-- start MATERIAL TO PROCESS --

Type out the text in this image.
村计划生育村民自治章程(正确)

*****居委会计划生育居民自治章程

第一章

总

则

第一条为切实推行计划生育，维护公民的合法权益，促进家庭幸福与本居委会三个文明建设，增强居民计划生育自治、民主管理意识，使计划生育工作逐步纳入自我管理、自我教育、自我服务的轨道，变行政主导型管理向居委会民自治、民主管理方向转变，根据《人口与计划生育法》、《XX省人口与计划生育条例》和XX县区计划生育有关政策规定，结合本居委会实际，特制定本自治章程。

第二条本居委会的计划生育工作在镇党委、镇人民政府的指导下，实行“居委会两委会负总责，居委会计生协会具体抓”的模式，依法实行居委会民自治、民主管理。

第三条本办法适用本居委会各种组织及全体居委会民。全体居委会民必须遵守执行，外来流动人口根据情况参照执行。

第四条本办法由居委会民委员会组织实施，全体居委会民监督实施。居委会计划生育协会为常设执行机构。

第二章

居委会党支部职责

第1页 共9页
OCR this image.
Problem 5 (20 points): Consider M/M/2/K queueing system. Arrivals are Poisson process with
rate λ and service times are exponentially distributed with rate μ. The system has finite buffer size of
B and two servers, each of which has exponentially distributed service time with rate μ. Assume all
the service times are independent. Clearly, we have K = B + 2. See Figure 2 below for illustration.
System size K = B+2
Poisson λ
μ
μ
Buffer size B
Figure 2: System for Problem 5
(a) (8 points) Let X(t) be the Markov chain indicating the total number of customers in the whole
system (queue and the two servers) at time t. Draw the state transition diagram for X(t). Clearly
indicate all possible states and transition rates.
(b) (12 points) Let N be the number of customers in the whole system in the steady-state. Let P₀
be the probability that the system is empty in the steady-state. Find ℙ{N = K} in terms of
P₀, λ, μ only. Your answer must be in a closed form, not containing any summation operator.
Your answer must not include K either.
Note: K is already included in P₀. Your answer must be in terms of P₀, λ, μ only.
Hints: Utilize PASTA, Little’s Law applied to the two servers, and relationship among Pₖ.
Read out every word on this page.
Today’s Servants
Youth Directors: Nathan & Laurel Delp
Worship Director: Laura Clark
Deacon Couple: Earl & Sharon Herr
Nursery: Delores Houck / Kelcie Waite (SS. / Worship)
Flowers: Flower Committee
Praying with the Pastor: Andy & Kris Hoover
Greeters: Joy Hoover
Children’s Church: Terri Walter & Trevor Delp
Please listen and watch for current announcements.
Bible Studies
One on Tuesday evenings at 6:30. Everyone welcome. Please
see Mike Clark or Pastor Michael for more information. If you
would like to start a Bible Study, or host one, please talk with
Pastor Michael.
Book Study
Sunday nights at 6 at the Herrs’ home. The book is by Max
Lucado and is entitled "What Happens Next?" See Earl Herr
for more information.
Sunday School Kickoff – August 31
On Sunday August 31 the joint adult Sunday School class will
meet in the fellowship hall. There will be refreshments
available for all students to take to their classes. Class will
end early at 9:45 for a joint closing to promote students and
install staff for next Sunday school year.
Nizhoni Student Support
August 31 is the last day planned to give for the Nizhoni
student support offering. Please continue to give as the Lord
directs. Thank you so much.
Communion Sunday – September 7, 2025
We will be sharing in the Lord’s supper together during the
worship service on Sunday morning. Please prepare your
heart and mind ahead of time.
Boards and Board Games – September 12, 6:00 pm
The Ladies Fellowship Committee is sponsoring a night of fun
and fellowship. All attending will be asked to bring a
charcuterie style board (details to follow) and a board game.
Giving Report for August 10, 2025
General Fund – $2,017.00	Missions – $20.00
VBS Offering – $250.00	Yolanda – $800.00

-- end MATERIAL TO PROCESS --
-- start MATERIAL TO PROCESS --

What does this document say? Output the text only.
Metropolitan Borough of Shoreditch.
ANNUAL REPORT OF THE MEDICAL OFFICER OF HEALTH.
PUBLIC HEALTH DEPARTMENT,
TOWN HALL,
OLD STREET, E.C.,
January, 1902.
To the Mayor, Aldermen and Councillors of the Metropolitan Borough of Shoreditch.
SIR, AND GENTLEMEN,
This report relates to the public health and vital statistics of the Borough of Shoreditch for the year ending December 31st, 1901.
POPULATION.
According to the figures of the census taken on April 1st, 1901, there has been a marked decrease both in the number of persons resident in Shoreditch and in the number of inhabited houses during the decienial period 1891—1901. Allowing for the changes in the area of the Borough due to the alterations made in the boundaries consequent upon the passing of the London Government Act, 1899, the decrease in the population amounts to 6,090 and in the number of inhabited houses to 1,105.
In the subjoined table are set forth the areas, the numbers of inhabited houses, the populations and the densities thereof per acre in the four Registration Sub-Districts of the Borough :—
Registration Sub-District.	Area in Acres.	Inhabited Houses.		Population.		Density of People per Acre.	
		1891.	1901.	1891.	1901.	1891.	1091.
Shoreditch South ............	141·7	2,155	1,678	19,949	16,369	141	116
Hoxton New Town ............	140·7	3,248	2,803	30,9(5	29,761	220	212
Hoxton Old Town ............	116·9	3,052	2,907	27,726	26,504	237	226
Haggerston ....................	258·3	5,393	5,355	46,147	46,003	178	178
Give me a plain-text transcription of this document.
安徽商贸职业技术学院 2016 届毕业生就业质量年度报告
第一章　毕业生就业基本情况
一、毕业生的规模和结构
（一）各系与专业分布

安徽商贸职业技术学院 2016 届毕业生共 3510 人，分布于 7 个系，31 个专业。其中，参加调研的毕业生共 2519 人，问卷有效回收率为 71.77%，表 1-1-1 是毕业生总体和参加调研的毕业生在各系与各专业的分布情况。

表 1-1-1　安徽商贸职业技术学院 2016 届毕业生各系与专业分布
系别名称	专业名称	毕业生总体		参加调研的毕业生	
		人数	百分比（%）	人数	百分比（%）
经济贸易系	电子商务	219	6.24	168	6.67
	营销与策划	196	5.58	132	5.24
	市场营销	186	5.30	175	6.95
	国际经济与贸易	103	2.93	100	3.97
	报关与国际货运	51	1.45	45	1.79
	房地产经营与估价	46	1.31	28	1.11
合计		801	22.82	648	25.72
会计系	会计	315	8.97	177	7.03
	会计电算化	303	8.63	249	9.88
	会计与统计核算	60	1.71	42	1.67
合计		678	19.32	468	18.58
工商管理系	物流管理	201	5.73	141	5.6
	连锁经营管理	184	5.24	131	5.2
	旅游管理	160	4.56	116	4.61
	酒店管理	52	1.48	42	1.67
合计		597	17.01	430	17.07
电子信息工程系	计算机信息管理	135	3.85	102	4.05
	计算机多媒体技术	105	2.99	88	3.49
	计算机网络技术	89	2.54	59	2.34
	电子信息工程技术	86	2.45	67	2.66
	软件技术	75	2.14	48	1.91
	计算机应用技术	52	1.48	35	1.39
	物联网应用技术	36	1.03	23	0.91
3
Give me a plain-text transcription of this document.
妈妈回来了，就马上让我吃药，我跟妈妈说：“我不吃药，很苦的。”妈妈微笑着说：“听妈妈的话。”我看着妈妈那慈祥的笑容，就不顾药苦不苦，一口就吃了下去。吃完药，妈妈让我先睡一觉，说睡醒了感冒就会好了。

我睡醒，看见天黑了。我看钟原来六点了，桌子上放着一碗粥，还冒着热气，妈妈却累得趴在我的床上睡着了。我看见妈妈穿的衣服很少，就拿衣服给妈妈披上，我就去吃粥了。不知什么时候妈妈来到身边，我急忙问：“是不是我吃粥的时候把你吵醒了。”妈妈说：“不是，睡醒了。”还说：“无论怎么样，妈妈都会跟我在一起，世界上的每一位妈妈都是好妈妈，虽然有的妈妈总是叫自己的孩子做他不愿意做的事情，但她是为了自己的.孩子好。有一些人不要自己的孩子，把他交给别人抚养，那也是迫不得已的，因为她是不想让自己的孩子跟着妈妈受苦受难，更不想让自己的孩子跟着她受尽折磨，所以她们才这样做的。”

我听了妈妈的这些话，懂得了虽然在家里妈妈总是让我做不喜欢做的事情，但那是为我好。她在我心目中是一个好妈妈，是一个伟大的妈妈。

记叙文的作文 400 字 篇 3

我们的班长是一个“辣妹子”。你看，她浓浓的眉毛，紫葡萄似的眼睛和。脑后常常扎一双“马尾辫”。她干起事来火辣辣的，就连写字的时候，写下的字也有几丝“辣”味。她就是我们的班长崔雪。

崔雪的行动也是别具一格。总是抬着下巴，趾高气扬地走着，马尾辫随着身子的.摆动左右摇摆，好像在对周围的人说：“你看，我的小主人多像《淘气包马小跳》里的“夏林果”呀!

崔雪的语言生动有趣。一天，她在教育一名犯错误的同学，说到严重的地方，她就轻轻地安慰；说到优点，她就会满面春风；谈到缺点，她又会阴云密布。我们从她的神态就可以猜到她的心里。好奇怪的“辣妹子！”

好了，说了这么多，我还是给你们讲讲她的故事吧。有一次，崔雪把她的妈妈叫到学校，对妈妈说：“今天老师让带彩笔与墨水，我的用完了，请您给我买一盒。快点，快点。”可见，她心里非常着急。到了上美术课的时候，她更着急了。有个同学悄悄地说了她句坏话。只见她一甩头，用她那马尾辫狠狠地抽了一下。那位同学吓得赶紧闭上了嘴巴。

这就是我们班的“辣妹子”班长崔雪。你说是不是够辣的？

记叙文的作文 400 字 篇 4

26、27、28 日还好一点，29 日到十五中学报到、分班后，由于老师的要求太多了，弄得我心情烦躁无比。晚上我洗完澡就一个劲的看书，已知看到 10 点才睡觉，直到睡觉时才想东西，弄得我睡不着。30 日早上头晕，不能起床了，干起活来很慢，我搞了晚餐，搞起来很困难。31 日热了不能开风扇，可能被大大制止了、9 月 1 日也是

-- end MATERIAL TO PROCESS --
-- start MATERIAL TO PROCESS --

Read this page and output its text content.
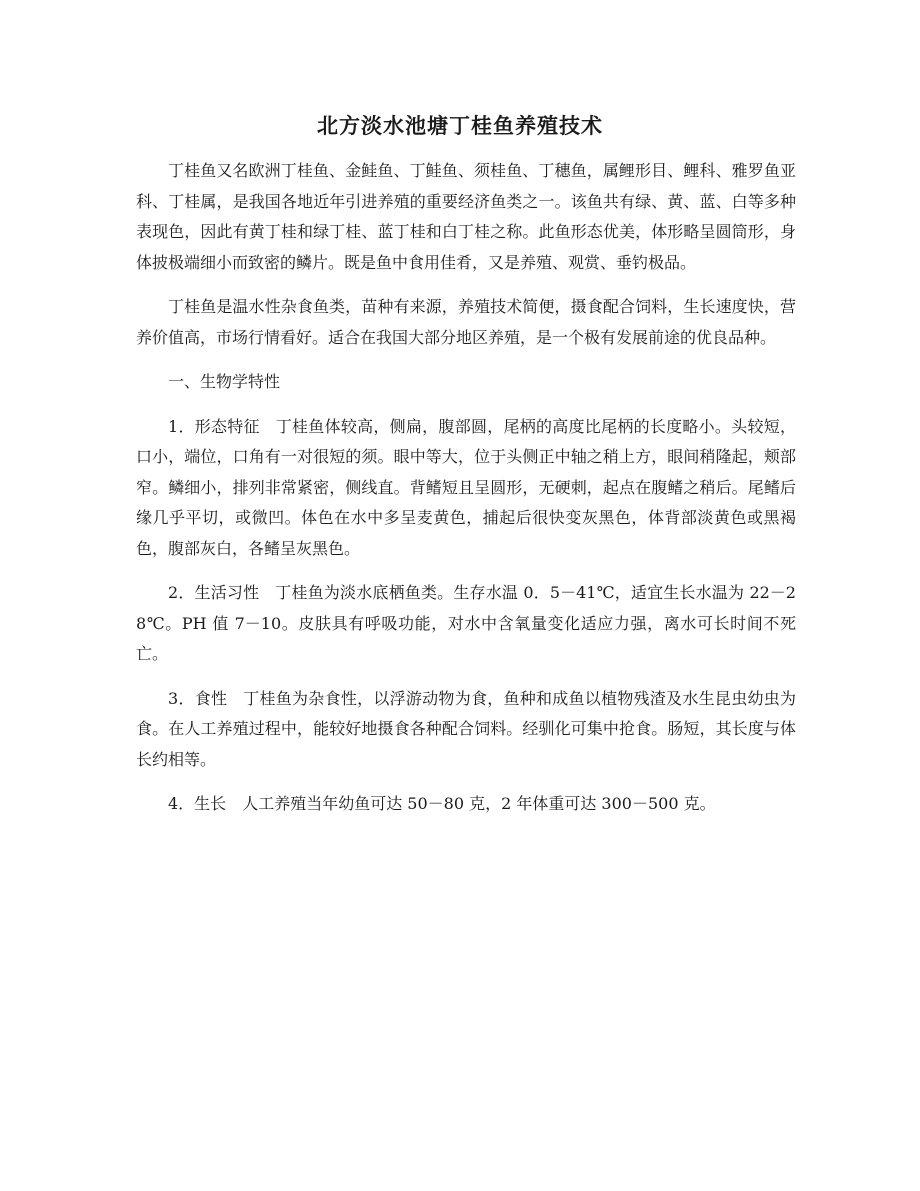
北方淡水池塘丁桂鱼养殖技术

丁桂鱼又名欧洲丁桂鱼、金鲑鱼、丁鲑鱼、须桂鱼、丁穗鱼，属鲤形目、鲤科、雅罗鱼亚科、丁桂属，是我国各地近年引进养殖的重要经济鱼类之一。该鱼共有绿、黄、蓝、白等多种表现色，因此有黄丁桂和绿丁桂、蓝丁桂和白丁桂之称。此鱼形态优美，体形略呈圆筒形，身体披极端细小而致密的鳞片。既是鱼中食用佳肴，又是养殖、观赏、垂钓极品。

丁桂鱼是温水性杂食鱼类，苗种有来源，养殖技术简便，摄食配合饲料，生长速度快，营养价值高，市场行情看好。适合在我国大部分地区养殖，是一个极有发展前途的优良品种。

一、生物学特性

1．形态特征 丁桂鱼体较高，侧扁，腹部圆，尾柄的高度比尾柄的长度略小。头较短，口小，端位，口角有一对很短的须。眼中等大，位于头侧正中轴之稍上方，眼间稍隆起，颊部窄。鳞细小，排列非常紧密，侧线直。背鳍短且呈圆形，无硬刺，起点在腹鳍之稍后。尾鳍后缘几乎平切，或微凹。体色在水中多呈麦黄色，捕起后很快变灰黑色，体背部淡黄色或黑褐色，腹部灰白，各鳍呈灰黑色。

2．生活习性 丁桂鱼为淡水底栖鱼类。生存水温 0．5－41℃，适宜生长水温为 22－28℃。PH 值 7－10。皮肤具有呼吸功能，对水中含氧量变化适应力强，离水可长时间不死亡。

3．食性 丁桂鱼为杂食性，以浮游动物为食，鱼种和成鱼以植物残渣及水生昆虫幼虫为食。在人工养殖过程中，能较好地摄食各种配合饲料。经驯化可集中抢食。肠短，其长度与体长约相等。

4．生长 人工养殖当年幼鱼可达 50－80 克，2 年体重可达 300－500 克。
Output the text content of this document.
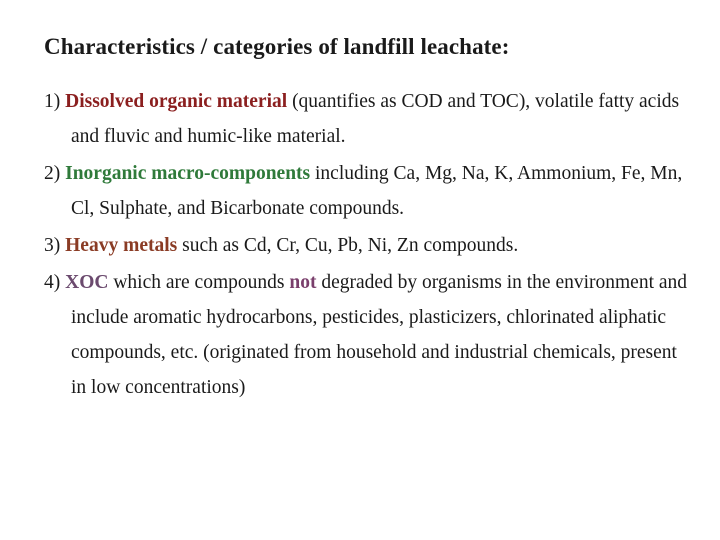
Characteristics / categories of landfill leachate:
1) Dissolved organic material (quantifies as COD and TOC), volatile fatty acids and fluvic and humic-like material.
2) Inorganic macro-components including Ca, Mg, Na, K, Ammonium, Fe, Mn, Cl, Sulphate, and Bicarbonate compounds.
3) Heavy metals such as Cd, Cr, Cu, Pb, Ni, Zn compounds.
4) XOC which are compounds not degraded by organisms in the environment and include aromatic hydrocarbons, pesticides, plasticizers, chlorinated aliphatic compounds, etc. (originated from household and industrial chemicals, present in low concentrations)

-- end MATERIAL TO PROCESS --

INSTRUCTION: List all lines holding the string "students".

EXERCISE SOLUTION:
available for all students to take to their classes. Class will
end early at 9:45 for a joint closing to promote students and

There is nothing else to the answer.